— DO THIS —
Copy all lines that contain the word "kuitenkin".

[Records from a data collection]
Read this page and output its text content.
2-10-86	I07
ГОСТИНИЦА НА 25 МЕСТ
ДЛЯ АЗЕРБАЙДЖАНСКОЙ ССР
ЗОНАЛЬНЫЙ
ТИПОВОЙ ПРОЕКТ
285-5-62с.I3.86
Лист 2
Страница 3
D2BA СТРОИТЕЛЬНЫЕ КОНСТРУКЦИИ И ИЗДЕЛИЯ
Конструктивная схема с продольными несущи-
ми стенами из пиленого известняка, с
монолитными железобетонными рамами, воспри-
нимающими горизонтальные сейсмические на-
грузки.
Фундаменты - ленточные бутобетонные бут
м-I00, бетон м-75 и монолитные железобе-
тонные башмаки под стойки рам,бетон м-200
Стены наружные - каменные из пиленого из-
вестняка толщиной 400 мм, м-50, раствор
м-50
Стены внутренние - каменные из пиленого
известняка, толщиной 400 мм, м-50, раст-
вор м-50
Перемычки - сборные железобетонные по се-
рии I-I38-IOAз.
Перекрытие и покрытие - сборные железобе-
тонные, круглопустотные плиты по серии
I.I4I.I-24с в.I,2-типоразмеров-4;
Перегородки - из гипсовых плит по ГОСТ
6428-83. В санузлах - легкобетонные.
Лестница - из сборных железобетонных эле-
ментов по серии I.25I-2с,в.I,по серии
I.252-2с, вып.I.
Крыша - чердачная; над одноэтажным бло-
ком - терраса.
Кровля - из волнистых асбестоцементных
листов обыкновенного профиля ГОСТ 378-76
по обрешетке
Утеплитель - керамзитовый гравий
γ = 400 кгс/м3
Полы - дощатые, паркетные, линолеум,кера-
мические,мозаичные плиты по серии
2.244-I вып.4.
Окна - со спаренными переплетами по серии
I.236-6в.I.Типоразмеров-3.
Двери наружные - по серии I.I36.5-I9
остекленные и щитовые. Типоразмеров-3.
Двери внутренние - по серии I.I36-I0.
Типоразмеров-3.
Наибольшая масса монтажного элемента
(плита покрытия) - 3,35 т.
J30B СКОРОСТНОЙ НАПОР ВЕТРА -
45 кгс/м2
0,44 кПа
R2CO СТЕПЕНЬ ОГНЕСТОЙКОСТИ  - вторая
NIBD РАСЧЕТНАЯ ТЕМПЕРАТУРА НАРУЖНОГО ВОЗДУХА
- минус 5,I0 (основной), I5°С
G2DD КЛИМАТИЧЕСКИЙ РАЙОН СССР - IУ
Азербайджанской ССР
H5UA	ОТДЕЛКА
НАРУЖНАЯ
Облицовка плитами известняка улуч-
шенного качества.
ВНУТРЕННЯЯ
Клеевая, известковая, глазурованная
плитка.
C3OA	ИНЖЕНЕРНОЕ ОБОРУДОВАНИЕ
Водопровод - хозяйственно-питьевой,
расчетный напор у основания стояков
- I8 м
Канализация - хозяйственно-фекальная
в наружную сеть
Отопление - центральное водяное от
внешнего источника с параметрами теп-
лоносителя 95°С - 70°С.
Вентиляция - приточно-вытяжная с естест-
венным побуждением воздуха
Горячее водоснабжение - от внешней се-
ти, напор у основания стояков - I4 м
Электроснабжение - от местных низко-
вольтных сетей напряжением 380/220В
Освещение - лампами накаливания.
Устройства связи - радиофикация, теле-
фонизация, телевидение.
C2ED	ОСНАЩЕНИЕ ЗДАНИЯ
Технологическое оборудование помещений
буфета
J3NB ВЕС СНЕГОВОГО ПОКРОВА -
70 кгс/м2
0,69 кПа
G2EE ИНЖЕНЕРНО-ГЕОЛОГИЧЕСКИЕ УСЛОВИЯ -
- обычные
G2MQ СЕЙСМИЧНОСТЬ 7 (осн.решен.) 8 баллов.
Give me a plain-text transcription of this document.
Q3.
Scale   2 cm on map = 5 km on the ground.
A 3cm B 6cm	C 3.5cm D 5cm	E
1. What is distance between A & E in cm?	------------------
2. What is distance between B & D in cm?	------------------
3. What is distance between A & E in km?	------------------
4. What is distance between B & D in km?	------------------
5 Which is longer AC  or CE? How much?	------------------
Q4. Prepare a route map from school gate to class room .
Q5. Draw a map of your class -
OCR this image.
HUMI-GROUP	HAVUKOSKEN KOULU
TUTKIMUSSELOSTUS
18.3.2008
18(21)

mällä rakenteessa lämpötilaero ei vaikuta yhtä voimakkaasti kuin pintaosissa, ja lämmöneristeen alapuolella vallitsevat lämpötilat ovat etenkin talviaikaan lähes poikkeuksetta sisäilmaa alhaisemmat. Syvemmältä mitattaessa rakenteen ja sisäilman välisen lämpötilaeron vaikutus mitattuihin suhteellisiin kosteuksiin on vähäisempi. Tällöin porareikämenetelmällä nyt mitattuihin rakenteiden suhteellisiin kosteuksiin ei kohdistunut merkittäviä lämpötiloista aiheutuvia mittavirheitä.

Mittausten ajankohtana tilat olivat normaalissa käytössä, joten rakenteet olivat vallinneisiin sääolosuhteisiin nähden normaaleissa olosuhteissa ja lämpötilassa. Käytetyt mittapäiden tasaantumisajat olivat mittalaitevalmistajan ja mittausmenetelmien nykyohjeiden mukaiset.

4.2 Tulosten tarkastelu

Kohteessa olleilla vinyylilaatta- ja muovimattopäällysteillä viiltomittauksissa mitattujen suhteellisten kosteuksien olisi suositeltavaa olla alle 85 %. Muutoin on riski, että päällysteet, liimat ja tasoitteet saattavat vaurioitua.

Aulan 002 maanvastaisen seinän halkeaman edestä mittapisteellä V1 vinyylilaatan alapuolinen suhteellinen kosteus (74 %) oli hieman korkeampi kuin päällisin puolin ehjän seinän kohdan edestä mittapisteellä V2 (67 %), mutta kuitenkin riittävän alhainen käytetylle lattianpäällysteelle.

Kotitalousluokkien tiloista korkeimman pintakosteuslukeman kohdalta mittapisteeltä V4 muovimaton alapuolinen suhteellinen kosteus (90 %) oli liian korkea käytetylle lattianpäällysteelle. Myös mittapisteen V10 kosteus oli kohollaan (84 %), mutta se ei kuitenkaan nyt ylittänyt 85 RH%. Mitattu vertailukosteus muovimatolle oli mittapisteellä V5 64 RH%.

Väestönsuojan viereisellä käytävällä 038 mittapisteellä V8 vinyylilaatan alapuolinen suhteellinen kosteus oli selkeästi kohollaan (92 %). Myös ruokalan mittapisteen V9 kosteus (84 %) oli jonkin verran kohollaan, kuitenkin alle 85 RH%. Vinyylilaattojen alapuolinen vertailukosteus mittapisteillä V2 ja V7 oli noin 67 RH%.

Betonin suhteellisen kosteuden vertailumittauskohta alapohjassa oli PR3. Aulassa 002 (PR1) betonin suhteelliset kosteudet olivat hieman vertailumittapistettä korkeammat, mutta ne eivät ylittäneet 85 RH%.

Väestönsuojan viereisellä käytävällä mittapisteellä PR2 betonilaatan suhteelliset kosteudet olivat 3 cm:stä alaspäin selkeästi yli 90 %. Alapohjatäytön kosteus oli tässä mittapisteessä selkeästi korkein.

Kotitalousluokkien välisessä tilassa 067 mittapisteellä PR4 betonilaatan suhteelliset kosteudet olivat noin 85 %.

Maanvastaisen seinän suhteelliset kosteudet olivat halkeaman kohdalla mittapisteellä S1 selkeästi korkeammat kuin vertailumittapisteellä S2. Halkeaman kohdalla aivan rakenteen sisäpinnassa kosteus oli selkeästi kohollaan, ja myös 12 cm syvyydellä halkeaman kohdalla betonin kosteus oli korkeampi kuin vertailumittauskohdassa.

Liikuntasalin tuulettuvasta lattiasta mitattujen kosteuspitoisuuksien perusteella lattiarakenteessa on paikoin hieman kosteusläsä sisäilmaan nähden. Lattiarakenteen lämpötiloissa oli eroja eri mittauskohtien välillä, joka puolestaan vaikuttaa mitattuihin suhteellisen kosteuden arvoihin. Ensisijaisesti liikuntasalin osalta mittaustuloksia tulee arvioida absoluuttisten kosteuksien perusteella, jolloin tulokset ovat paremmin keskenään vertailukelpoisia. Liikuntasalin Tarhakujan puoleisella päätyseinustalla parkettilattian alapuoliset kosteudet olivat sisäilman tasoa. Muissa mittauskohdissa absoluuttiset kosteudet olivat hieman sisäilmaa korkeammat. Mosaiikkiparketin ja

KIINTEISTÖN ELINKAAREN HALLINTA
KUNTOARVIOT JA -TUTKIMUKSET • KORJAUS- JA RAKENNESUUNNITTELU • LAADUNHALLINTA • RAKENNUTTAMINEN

— TASK RESPONSE —
Aulan 002 maanvastaisen seinän halkeaman edestä mittapisteellä V1 vinyylilaatan alapuolinen suhteellinen kosteus (74 %) oli hieman korkeampi kuin päällisin puolin ehjän seinän kohdan edestä mittapisteellä V2 (67 %), mutta kuitenkin riittävän alhainen käytetylle lattianpäällysteelle.
Väestönsuojan viereisellä käytävällä 038 mittapisteellä V8 vinyylilaatan alapuolinen suhteellinen kosteus oli selkeästi kohollaan (92 %). Myös ruokalan mittapisteen V9 kosteus (84 %) oli jonkin verran kohollaan, kuitenkin alle 85 RH%. Vinyylilaattojen alapuolinen vertailukosteus mittapisteillä V2 ja V7 oli noin 67 RH%.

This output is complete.